> TASK STATEMENT: Show every line of the records below that contains the word "color".

> TASK DATA:

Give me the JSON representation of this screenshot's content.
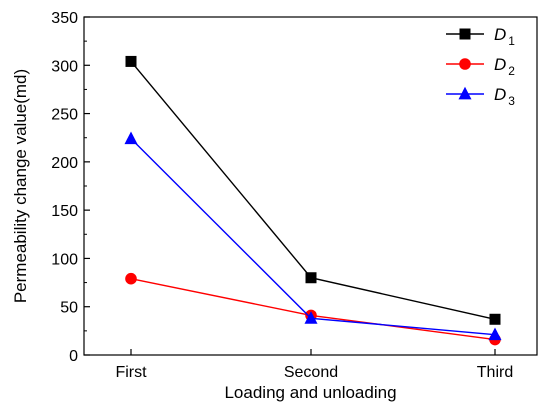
{
  "chart_data": {
    "type": "line",
    "categories": [
      "First",
      "Second",
      "Third"
    ],
    "xlabel": "Loading and unloading",
    "ylabel": "Permeability change value(md)",
    "ylim": [
      0,
      350
    ],
    "yticks": [
      0,
      50,
      100,
      150,
      200,
      250,
      300,
      350
    ],
    "grid": false,
    "legend_position": "top-right",
    "series": [
      {
        "name": "D",
        "subscript": "1",
        "color": "#000000",
        "marker": "square",
        "values": [
          304,
          80,
          37
        ]
      },
      {
        "name": "D",
        "subscript": "2",
        "color": "#ff0000",
        "marker": "circle",
        "values": [
          79,
          41,
          16
        ]
      },
      {
        "name": "D",
        "subscript": "3",
        "color": "#0000ff",
        "marker": "triangle",
        "values": [
          224,
          38,
          21
        ]
      }
    ]
  }
}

> WRITTEN REPLY:
        "color": "#000000",
        "color": "#ff0000",
        "color": "#0000ff",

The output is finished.